__What is asked__
Identify all lines in the listing that include the word "lurus", and copy them out.

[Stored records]

________

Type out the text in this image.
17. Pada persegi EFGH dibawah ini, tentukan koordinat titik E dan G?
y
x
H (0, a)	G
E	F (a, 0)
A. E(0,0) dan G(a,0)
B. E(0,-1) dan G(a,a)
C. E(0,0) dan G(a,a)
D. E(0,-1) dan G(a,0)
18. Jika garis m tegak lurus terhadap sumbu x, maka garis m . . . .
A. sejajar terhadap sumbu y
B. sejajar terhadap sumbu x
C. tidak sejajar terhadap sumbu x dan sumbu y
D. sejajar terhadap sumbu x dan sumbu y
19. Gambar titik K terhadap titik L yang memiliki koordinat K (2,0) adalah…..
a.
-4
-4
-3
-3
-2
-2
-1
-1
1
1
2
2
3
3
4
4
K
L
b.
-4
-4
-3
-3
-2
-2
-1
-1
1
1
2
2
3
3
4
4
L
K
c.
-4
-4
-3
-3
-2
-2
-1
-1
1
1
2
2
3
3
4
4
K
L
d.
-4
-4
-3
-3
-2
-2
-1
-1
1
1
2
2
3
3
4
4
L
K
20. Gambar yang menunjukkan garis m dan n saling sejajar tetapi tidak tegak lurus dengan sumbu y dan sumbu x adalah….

________

__Response to this exercise__
18. Jika garis m tegak lurus terhadap sumbu x, maka garis m . . . .
20. Gambar yang menunjukkan garis m dan n saling sejajar tetapi tidak tegak lurus dengan sumbu y dan sumbu x adalah….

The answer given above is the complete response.